*What is needed*:
The complete listing should be restated exactly.

====================

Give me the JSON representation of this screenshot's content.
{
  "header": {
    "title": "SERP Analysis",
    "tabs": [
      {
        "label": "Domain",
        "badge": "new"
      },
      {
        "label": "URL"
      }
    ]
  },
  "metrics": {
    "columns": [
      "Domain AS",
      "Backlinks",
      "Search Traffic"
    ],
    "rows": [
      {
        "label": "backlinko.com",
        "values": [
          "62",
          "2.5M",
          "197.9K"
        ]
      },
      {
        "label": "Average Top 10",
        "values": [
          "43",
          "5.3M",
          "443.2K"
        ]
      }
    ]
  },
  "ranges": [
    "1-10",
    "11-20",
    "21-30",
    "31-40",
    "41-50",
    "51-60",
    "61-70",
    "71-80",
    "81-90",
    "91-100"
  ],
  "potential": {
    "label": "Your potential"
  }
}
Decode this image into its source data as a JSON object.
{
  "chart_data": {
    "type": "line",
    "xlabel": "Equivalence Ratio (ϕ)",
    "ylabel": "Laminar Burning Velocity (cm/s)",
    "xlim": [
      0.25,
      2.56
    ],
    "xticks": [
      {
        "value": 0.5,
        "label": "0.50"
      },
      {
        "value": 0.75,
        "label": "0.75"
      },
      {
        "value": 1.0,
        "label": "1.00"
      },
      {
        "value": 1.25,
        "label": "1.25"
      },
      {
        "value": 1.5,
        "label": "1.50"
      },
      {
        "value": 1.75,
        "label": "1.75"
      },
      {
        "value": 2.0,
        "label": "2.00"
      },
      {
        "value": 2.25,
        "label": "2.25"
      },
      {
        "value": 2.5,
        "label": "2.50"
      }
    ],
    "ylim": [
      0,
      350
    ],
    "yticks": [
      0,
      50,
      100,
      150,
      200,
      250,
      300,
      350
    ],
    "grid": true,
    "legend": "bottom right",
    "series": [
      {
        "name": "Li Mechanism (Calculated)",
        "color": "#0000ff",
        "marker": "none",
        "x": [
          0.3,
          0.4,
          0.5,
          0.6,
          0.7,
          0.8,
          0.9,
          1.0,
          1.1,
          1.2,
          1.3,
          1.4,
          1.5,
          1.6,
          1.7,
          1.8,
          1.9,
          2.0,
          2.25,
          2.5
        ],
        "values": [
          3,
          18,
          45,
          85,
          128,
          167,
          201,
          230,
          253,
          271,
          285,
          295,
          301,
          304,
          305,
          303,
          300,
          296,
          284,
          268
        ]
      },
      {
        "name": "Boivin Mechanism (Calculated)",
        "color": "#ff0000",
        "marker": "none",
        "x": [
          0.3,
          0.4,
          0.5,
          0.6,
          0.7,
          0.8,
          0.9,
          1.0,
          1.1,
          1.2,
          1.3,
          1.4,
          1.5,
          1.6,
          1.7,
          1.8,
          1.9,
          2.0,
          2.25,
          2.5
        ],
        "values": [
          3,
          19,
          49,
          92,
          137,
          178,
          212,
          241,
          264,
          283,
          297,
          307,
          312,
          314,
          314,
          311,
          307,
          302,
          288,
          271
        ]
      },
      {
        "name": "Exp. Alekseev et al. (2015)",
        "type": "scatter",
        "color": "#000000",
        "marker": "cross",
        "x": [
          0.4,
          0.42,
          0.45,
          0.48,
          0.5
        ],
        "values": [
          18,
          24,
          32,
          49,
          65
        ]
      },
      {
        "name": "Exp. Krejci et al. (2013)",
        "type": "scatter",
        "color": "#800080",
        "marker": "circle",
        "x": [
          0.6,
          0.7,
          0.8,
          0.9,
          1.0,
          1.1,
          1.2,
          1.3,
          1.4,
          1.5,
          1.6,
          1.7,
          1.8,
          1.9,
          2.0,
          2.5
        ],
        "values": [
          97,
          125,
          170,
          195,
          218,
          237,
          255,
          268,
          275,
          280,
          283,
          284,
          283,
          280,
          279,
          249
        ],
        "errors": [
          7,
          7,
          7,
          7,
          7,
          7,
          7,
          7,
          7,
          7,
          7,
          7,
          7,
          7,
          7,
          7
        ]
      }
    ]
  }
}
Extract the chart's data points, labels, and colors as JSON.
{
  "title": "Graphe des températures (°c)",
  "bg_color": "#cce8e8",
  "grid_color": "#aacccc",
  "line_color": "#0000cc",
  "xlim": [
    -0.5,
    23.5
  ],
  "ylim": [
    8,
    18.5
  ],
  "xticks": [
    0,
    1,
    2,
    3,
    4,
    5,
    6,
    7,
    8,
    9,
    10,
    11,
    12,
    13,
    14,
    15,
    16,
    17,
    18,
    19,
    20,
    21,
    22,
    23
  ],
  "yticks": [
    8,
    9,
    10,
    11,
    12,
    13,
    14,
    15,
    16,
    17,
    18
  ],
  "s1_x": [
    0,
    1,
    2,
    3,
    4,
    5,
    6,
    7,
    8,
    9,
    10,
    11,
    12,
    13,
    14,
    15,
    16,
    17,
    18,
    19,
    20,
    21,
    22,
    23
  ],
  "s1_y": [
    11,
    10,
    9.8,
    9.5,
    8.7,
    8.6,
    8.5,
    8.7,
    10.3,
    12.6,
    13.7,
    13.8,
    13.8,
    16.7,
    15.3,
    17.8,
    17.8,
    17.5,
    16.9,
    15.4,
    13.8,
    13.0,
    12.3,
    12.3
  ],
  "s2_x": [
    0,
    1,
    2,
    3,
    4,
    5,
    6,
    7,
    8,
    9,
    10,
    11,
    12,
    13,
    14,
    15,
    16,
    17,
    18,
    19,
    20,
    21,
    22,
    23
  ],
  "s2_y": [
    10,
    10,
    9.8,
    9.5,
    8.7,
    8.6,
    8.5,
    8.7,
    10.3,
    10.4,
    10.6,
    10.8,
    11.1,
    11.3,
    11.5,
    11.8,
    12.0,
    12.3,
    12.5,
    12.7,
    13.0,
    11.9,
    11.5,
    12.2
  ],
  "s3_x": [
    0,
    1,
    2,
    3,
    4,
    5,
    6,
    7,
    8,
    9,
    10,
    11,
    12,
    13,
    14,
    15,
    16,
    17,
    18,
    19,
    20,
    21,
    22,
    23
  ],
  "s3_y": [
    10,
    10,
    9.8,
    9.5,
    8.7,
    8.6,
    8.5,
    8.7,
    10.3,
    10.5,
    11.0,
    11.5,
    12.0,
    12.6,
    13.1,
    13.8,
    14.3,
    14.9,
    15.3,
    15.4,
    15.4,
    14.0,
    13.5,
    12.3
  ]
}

====================

*Reply to the exercise*:
Give me the JSON representation of this screenshot's content.
{
  "header": {
    "title": "SERP Analysis",
    "tabs": [
      {
        "label": "Domain",
        "badge": "new"
      },
      {
        "label": "URL"
      }
    ]
  },
  "metrics": {
    "columns": [
      "Domain AS",
      "Backlinks",
      "Search Traffic"
    ],
    "rows": [
      {
        "label": "backlinko.com",
        "values": [
          "62",
          "2.5M",
          "197.9K"
        ]
      },
      {
        "label": "Average Top 10",
        "values": [
          "43",
          "5.3M",
          "443.2K"
        ]
      }
    ]
  },
  "ranges": [
    "1-10",
    "11-20",
    "21-30",
    "31-40",
    "41-50",
    "51-60",
    "61-70",
    "71-80",
    "81-90",
    "91-100"
  ],
  "potential": {
    "label": "Your potential"
  }
}
Decode this image into its source data as a JSON object.
{
  "chart_data": {
    "type": "line",
    "xlabel": "Equivalence Ratio (ϕ)",
    "ylabel": "Laminar Burning Velocity (cm/s)",
    "xlim": [
      0.25,
      2.56
    ],
    "xticks": [
      {
        "value": 0.5,
        "label": "0.50"
      },
      {
        "value": 0.75,
        "label": "0.75"
      },
      {
        "value": 1.0,
        "label": "1.00"
      },
      {
        "value": 1.25,
        "label": "1.25"
      },
      {
        "value": 1.5,
        "label": "1.50"
      },
      {
        "value": 1.75,
        "label": "1.75"
      },
      {
        "value": 2.0,
        "label": "2.00"
      },
      {
        "value": 2.25,
        "label": "2.25"
      },
      {
        "value": 2.5,
        "label": "2.50"
      }
    ],
    "ylim": [
      0,
      350
    ],
    "yticks": [
      0,
      50,
      100,
      150,
      200,
      250,
      300,
      350
    ],
    "grid": true,
    "legend": "bottom right",
    "series": [
      {
        "name": "Li Mechanism (Calculated)",
        "color": "#0000ff",
        "marker": "none",
        "x": [
          0.3,
          0.4,
          0.5,
          0.6,
          0.7,
          0.8,
          0.9,
          1.0,
          1.1,
          1.2,
          1.3,
          1.4,
          1.5,
          1.6,
          1.7,
          1.8,
          1.9,
          2.0,
          2.25,
          2.5
        ],
        "values": [
          3,
          18,
          45,
          85,
          128,
          167,
          201,
          230,
          253,
          271,
          285,
          295,
          301,
          304,
          305,
          303,
          300,
          296,
          284,
          268
        ]
      },
      {
        "name": "Boivin Mechanism (Calculated)",
        "color": "#ff0000",
        "marker": "none",
        "x": [
          0.3,
          0.4,
          0.5,
          0.6,
          0.7,
          0.8,
          0.9,
          1.0,
          1.1,
          1.2,
          1.3,
          1.4,
          1.5,
          1.6,
          1.7,
          1.8,
          1.9,
          2.0,
          2.25,
          2.5
        ],
        "values": [
          3,
          19,
          49,
          92,
          137,
          178,
          212,
          241,
          264,
          283,
          297,
          307,
          312,
          314,
          314,
          311,
          307,
          302,
          288,
          271
        ]
      },
      {
        "name": "Exp. Alekseev et al. (2015)",
        "type": "scatter",
        "color": "#000000",
        "marker": "cross",
        "x": [
          0.4,
          0.42,
          0.45,
          0.48,
          0.5
        ],
        "values": [
          18,
          24,
          32,
          49,
          65
        ]
      },
      {
        "name": "Exp. Krejci et al. (2013)",
        "type": "scatter",
        "color": "#800080",
        "marker": "circle",
        "x": [
          0.6,
          0.7,
          0.8,
          0.9,
          1.0,
          1.1,
          1.2,
          1.3,
          1.4,
          1.5,
          1.6,
          1.7,
          1.8,
          1.9,
          2.0,
          2.5
        ],
        "values": [
          97,
          125,
          170,
          195,
          218,
          237,
          255,
          268,
          275,
          280,
          283,
          284,
          283,
          280,
          279,
          249
        ],
        "errors": [
          7,
          7,
          7,
          7,
          7,
          7,
          7,
          7,
          7,
          7,
          7,
          7,
          7,
          7,
          7,
          7
        ]
      }
    ]
  }
}
Extract the chart's data points, labels, and colors as JSON.
{
  "title": "Graphe des températures (°c)",
  "bg_color": "#cce8e8",
  "grid_color": "#aacccc",
  "line_color": "#0000cc",
  "xlim": [
    -0.5,
    23.5
  ],
  "ylim": [
    8,
    18.5
  ],
  "xticks": [
    0,
    1,
    2,
    3,
    4,
    5,
    6,
    7,
    8,
    9,
    10,
    11,
    12,
    13,
    14,
    15,
    16,
    17,
    18,
    19,
    20,
    21,
    22,
    23
  ],
  "yticks": [
    8,
    9,
    10,
    11,
    12,
    13,
    14,
    15,
    16,
    17,
    18
  ],
  "s1_x": [
    0,
    1,
    2,
    3,
    4,
    5,
    6,
    7,
    8,
    9,
    10,
    11,
    12,
    13,
    14,
    15,
    16,
    17,
    18,
    19,
    20,
    21,
    22,
    23
  ],
  "s1_y": [
    11,
    10,
    9.8,
    9.5,
    8.7,
    8.6,
    8.5,
    8.7,
    10.3,
    12.6,
    13.7,
    13.8,
    13.8,
    16.7,
    15.3,
    17.8,
    17.8,
    17.5,
    16.9,
    15.4,
    13.8,
    13.0,
    12.3,
    12.3
  ],
  "s2_x": [
    0,
    1,
    2,
    3,
    4,
    5,
    6,
    7,
    8,
    9,
    10,
    11,
    12,
    13,
    14,
    15,
    16,
    17,
    18,
    19,
    20,
    21,
    22,
    23
  ],
  "s2_y": [
    10,
    10,
    9.8,
    9.5,
    8.7,
    8.6,
    8.5,
    8.7,
    10.3,
    10.4,
    10.6,
    10.8,
    11.1,
    11.3,
    11.5,
    11.8,
    12.0,
    12.3,
    12.5,
    12.7,
    13.0,
    11.9,
    11.5,
    12.2
  ],
  "s3_x": [
    0,
    1,
    2,
    3,
    4,
    5,
    6,
    7,
    8,
    9,
    10,
    11,
    12,
    13,
    14,
    15,
    16,
    17,
    18,
    19,
    20,
    21,
    22,
    23
  ],
  "s3_y": [
    10,
    10,
    9.8,
    9.5,
    8.7,
    8.6,
    8.5,
    8.7,
    10.3,
    10.5,
    11.0,
    11.5,
    12.0,
    12.6,
    13.1,
    13.8,
    14.3,
    14.9,
    15.3,
    15.4,
    15.4,
    14.0,
    13.5,
    12.3
  ]
}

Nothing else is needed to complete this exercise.